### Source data
####
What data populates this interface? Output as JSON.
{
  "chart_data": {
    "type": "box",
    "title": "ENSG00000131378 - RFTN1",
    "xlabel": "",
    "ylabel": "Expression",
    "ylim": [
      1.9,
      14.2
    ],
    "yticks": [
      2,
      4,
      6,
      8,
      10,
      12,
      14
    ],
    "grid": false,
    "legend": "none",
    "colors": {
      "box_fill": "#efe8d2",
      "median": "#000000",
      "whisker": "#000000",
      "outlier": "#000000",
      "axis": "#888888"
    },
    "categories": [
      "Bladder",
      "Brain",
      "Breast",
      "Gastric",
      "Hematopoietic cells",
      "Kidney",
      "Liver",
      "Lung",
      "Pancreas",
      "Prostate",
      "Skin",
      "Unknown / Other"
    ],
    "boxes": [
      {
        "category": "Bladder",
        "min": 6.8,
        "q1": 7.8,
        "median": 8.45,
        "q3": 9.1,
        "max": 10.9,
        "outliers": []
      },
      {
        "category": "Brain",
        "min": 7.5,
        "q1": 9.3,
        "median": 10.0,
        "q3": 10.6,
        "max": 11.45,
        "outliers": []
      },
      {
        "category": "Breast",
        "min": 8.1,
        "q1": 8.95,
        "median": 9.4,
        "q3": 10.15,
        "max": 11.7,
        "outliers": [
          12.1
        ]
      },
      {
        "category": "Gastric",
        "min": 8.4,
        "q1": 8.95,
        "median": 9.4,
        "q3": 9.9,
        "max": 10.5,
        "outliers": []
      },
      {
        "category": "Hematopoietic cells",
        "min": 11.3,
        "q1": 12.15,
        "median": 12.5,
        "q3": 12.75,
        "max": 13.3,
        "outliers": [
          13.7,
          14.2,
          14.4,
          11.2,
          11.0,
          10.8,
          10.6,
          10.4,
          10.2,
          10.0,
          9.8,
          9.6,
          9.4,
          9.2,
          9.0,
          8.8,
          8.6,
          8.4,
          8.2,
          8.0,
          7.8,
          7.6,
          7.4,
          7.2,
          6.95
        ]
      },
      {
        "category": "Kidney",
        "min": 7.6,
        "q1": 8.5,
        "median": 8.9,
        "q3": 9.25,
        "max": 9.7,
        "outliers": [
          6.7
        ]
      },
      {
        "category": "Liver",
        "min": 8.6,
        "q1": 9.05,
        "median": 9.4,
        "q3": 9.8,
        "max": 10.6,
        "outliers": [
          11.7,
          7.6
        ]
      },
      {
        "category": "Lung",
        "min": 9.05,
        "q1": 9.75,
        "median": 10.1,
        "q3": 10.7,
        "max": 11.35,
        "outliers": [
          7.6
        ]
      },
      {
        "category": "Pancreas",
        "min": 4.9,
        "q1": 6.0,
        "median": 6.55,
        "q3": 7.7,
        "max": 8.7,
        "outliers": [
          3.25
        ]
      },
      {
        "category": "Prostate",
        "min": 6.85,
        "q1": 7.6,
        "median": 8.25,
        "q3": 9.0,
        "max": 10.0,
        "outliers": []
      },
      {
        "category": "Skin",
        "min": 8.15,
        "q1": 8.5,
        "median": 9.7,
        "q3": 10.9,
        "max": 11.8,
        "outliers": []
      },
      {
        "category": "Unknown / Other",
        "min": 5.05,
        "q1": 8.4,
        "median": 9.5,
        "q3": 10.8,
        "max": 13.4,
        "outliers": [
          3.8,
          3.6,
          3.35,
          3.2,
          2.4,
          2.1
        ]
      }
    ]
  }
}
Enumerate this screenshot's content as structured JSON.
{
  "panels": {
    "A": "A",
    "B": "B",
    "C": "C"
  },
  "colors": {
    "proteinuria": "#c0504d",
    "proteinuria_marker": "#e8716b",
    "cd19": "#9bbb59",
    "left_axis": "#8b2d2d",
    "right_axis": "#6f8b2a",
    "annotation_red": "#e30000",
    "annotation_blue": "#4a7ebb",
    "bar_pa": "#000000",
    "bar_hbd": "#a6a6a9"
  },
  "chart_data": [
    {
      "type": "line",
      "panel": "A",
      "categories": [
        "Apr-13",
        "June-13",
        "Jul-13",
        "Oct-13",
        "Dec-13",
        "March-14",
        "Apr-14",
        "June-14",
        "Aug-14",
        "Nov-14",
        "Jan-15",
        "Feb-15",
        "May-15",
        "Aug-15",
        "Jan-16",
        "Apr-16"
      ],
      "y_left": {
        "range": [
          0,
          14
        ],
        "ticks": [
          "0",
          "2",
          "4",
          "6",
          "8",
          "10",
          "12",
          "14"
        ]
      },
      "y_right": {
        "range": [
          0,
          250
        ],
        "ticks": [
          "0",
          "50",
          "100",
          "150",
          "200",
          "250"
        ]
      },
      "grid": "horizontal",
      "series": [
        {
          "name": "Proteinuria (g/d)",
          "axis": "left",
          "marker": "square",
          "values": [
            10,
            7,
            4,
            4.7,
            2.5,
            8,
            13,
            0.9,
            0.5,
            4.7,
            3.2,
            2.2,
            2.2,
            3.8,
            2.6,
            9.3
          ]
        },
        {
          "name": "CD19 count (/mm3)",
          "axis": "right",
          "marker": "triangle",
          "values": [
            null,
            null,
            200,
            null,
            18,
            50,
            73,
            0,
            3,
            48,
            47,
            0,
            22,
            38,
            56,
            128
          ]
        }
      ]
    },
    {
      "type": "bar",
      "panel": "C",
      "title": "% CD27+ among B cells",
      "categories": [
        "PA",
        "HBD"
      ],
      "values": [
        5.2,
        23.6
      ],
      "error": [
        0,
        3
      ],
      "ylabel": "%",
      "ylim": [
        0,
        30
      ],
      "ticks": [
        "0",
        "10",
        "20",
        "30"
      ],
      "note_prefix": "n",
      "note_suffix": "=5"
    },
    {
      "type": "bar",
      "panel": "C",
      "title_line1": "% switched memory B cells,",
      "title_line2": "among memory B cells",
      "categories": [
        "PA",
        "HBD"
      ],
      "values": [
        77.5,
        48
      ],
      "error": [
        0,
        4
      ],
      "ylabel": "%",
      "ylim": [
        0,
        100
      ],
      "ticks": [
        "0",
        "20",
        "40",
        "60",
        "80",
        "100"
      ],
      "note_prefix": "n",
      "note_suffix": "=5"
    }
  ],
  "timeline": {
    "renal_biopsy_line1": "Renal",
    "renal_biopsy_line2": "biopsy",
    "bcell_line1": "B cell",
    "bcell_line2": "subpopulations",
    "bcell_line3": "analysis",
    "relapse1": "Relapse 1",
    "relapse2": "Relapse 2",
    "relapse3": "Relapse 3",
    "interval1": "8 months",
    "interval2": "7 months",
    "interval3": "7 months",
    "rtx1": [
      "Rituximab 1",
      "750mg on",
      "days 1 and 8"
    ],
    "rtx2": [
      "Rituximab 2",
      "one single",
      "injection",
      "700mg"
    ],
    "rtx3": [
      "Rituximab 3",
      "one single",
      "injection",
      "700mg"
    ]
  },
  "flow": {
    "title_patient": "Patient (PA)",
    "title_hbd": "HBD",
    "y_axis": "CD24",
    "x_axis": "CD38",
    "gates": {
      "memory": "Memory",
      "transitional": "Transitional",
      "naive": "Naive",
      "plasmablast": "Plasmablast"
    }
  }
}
####
### WHAT YOU HAVE TO DO
All records above must be set down exactly, please.

### TASK RESPONSE
What data populates this interface? Output as JSON.
{
  "chart_data": {
    "type": "box",
    "title": "ENSG00000131378 - RFTN1",
    "xlabel": "",
    "ylabel": "Expression",
    "ylim": [
      1.9,
      14.2
    ],
    "yticks": [
      2,
      4,
      6,
      8,
      10,
      12,
      14
    ],
    "grid": false,
    "legend": "none",
    "colors": {
      "box_fill": "#efe8d2",
      "median": "#000000",
      "whisker": "#000000",
      "outlier": "#000000",
      "axis": "#888888"
    },
    "categories": [
      "Bladder",
      "Brain",
      "Breast",
      "Gastric",
      "Hematopoietic cells",
      "Kidney",
      "Liver",
      "Lung",
      "Pancreas",
      "Prostate",
      "Skin",
      "Unknown / Other"
    ],
    "boxes": [
      {
        "category": "Bladder",
        "min": 6.8,
        "q1": 7.8,
        "median": 8.45,
        "q3": 9.1,
        "max": 10.9,
        "outliers": []
      },
      {
        "category": "Brain",
        "min": 7.5,
        "q1": 9.3,
        "median": 10.0,
        "q3": 10.6,
        "max": 11.45,
        "outliers": []
      },
      {
        "category": "Breast",
        "min": 8.1,
        "q1": 8.95,
        "median": 9.4,
        "q3": 10.15,
        "max": 11.7,
        "outliers": [
          12.1
        ]
      },
      {
        "category": "Gastric",
        "min": 8.4,
        "q1": 8.95,
        "median": 9.4,
        "q3": 9.9,
        "max": 10.5,
        "outliers": []
      },
      {
        "category": "Hematopoietic cells",
        "min": 11.3,
        "q1": 12.15,
        "median": 12.5,
        "q3": 12.75,
        "max": 13.3,
        "outliers": [
          13.7,
          14.2,
          14.4,
          11.2,
          11.0,
          10.8,
          10.6,
          10.4,
          10.2,
          10.0,
          9.8,
          9.6,
          9.4,
          9.2,
          9.0,
          8.8,
          8.6,
          8.4,
          8.2,
          8.0,
          7.8,
          7.6,
          7.4,
          7.2,
          6.95
        ]
      },
      {
        "category": "Kidney",
        "min": 7.6,
        "q1": 8.5,
        "median": 8.9,
        "q3": 9.25,
        "max": 9.7,
        "outliers": [
          6.7
        ]
      },
      {
        "category": "Liver",
        "min": 8.6,
        "q1": 9.05,
        "median": 9.4,
        "q3": 9.8,
        "max": 10.6,
        "outliers": [
          11.7,
          7.6
        ]
      },
      {
        "category": "Lung",
        "min": 9.05,
        "q1": 9.75,
        "median": 10.1,
        "q3": 10.7,
        "max": 11.35,
        "outliers": [
          7.6
        ]
      },
      {
        "category": "Pancreas",
        "min": 4.9,
        "q1": 6.0,
        "median": 6.55,
        "q3": 7.7,
        "max": 8.7,
        "outliers": [
          3.25
        ]
      },
      {
        "category": "Prostate",
        "min": 6.85,
        "q1": 7.6,
        "median": 8.25,
        "q3": 9.0,
        "max": 10.0,
        "outliers": []
      },
      {
        "category": "Skin",
        "min": 8.15,
        "q1": 8.5,
        "median": 9.7,
        "q3": 10.9,
        "max": 11.8,
        "outliers": []
      },
      {
        "category": "Unknown / Other",
        "min": 5.05,
        "q1": 8.4,
        "median": 9.5,
        "q3": 10.8,
        "max": 13.4,
        "outliers": [
          3.8,
          3.6,
          3.35,
          3.2,
          2.4,
          2.1
        ]
      }
    ]
  }
}
Enumerate this screenshot's content as structured JSON.
{
  "panels": {
    "A": "A",
    "B": "B",
    "C": "C"
  },
  "colors": {
    "proteinuria": "#c0504d",
    "proteinuria_marker": "#e8716b",
    "cd19": "#9bbb59",
    "left_axis": "#8b2d2d",
    "right_axis": "#6f8b2a",
    "annotation_red": "#e30000",
    "annotation_blue": "#4a7ebb",
    "bar_pa": "#000000",
    "bar_hbd": "#a6a6a9"
  },
  "chart_data": [
    {
      "type": "line",
      "panel": "A",
      "categories": [
        "Apr-13",
        "June-13",
        "Jul-13",
        "Oct-13",
        "Dec-13",
        "March-14",
        "Apr-14",
        "June-14",
        "Aug-14",
        "Nov-14",
        "Jan-15",
        "Feb-15",
        "May-15",
        "Aug-15",
        "Jan-16",
        "Apr-16"
      ],
      "y_left": {
        "range": [
          0,
          14
        ],
        "ticks": [
          "0",
          "2",
          "4",
          "6",
          "8",
          "10",
          "12",
          "14"
        ]
      },
      "y_right": {
        "range": [
          0,
          250
        ],
        "ticks": [
          "0",
          "50",
          "100",
          "150",
          "200",
          "250"
        ]
      },
      "grid": "horizontal",
      "series": [
        {
          "name": "Proteinuria (g/d)",
          "axis": "left",
          "marker": "square",
          "values": [
            10,
            7,
            4,
            4.7,
            2.5,
            8,
            13,
            0.9,
            0.5,
            4.7,
            3.2,
            2.2,
            2.2,
            3.8,
            2.6,
            9.3
          ]
        },
        {
          "name": "CD19 count (/mm3)",
          "axis": "right",
          "marker": "triangle",
          "values": [
            null,
            null,
            200,
            null,
            18,
            50,
            73,
            0,
            3,
            48,
            47,
            0,
            22,
            38,
            56,
            128
          ]
        }
      ]
    },
    {
      "type": "bar",
      "panel": "C",
      "title": "% CD27+ among B cells",
      "categories": [
        "PA",
        "HBD"
      ],
      "values": [
        5.2,
        23.6
      ],
      "error": [
        0,
        3
      ],
      "ylabel": "%",
      "ylim": [
        0,
        30
      ],
      "ticks": [
        "0",
        "10",
        "20",
        "30"
      ],
      "note_prefix": "n",
      "note_suffix": "=5"
    },
    {
      "type": "bar",
      "panel": "C",
      "title_line1": "% switched memory B cells,",
      "title_line2": "among memory B cells",
      "categories": [
        "PA",
        "HBD"
      ],
      "values": [
        77.5,
        48
      ],
      "error": [
        0,
        4
      ],
      "ylabel": "%",
      "ylim": [
        0,
        100
      ],
      "ticks": [
        "0",
        "20",
        "40",
        "60",
        "80",
        "100"
      ],
      "note_prefix": "n",
      "note_suffix": "=5"
    }
  ],
  "timeline": {
    "renal_biopsy_line1": "Renal",
    "renal_biopsy_line2": "biopsy",
    "bcell_line1": "B cell",
    "bcell_line2": "subpopulations",
    "bcell_line3": "analysis",
    "relapse1": "Relapse 1",
    "relapse2": "Relapse 2",
    "relapse3": "Relapse 3",
    "interval1": "8 months",
    "interval2": "7 months",
    "interval3": "7 months",
    "rtx1": [
      "Rituximab 1",
      "750mg on",
      "days 1 and 8"
    ],
    "rtx2": [
      "Rituximab 2",
      "one single",
      "injection",
      "700mg"
    ],
    "rtx3": [
      "Rituximab 3",
      "one single",
      "injection",
      "700mg"
    ]
  },
  "flow": {
    "title_patient": "Patient (PA)",
    "title_hbd": "HBD",
    "y_axis": "CD24",
    "x_axis": "CD38",
    "gates": {
      "memory": "Memory",
      "transitional": "Transitional",
      "naive": "Naive",
      "plasmablast": "Plasmablast"
    }
  }
}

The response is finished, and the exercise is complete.